Text provided —

From: Shay Drory <shayd@nvidia.com>

In case user wants to configure the SFs, for example: to use only vdpa
functionality, he needs to fully probe a SF, configure what he wants,
and afterward reload the SF.

In order to save the time of the reload, local SFs will probe without
any auxiliary sub-device, so that the SFs can be configured prior to
its full probe.

The defaults of the enable_* devlink params of these SFs are set to
false.

Usage example:
Create SF:
$ devlink port add pci/0000:08:00.0 flavour pcisf pfnum 0 sfnum 11
$ devlink port function set pci/0000:08:00.0/32768 \
               hw_addr 00:00:00:00:00:11 state active

Enable ETH auxiliary device:
$ devlink dev param set auxiliary/mlx5_core.sf.1 \
              name enable_eth value true cmode driverinit

Now, in order to fully probe the SF, use devlink reload:
$ devlink dev reload auxiliary/mlx5_core.sf.1

At this point the user have SF devlink instance with auxiliary device
for the Ethernet functionality only.

Entries —
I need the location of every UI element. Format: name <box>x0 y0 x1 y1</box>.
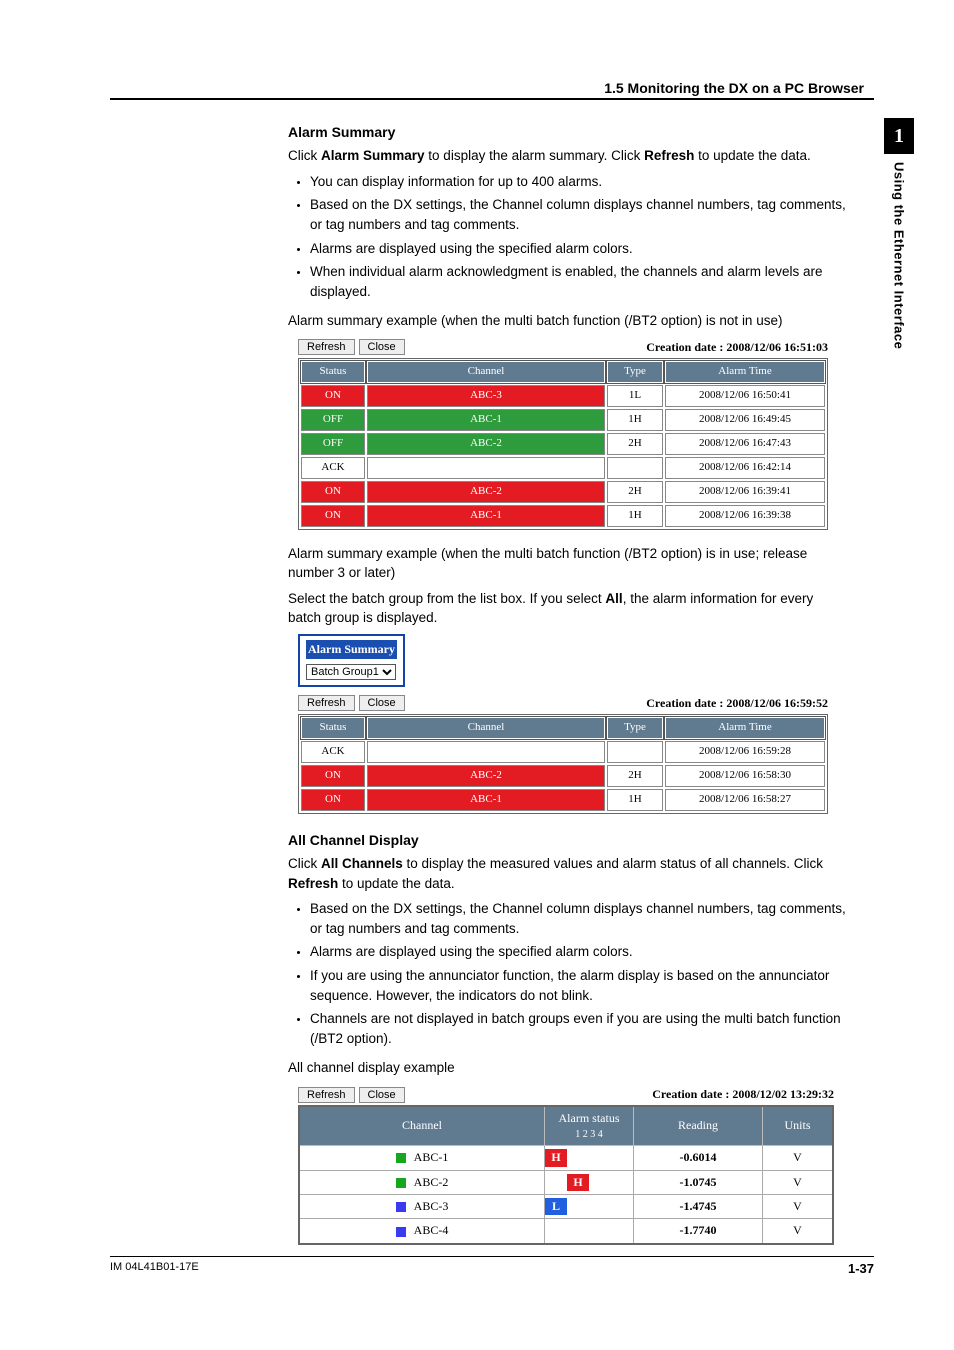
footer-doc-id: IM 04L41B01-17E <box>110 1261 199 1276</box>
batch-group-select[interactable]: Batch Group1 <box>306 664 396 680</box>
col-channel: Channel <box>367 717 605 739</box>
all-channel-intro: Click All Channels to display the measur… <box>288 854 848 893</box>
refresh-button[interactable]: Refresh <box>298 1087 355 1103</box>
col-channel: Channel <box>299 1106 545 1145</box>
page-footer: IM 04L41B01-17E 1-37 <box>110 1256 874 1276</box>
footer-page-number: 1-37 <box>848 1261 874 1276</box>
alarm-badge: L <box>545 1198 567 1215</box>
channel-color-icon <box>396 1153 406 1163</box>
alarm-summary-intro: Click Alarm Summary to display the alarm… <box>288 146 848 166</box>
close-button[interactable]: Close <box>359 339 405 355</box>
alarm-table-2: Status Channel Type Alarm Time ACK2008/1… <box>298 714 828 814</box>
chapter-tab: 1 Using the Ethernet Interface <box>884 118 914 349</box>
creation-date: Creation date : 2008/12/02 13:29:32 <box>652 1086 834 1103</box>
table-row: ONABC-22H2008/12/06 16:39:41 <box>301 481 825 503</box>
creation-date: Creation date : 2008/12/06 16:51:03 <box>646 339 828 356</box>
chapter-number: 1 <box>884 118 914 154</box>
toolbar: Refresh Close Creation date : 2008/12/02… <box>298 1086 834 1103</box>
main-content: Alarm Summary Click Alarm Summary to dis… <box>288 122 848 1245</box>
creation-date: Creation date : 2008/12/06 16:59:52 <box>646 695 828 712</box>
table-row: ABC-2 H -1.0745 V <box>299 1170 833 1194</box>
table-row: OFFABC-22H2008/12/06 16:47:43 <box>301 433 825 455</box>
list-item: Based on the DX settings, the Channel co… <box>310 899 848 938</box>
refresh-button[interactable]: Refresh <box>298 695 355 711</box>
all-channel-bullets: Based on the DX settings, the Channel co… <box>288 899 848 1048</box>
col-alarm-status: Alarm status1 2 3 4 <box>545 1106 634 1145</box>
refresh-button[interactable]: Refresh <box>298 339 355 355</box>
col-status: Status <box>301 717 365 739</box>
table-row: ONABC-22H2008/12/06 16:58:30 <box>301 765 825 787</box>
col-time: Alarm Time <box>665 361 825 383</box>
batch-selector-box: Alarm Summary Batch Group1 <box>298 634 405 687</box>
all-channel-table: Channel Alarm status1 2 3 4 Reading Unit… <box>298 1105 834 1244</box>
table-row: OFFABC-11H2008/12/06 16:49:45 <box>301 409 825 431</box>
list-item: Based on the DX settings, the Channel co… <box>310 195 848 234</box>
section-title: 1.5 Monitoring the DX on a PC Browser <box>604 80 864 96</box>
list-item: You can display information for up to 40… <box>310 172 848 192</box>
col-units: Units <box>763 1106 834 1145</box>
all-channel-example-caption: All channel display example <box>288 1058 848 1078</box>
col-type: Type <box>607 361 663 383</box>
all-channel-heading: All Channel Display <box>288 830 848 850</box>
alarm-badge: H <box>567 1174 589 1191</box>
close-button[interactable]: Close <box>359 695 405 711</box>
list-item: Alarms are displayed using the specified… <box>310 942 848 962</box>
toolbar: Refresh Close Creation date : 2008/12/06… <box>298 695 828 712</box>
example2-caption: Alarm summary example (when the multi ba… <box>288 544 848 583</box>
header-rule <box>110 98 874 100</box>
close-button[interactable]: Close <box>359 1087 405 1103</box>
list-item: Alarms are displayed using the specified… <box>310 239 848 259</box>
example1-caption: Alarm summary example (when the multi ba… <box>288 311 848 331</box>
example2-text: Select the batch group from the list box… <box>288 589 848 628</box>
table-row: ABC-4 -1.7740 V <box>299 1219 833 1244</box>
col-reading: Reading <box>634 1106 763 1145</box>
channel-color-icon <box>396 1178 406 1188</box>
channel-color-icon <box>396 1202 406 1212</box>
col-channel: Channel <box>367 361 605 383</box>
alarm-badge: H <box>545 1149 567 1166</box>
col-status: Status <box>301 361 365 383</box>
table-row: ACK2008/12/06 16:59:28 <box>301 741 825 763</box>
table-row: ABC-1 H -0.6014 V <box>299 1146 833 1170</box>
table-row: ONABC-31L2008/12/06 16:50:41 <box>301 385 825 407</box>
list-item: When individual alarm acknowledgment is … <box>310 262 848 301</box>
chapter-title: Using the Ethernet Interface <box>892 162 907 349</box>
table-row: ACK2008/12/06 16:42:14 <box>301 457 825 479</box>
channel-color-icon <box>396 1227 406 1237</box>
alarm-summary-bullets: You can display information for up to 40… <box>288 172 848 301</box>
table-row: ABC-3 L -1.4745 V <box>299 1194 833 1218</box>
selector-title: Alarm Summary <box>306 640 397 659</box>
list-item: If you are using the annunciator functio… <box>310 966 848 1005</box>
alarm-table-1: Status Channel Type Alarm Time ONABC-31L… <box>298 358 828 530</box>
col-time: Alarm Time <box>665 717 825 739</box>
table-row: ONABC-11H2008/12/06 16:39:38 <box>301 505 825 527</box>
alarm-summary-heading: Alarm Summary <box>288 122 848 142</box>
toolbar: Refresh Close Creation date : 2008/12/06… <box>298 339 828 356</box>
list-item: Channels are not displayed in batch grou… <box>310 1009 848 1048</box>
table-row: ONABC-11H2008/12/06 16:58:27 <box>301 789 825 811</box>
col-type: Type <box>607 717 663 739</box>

Exercises to complete —
• 1. In the patch description on probing local SFs, what are the enable_* devlink params of these SFs set to by default?
• 2. Print the passage of the patch description starting at "In case user" and ending at "reload the SF.".

Problem solutions —
• 1. They are set to false.

• 2.
In case user wants to configure the SFs, for example: to use only vdpa
functionality, he needs to fully probe a SF, configure what he wants,
and afterward reload the SF.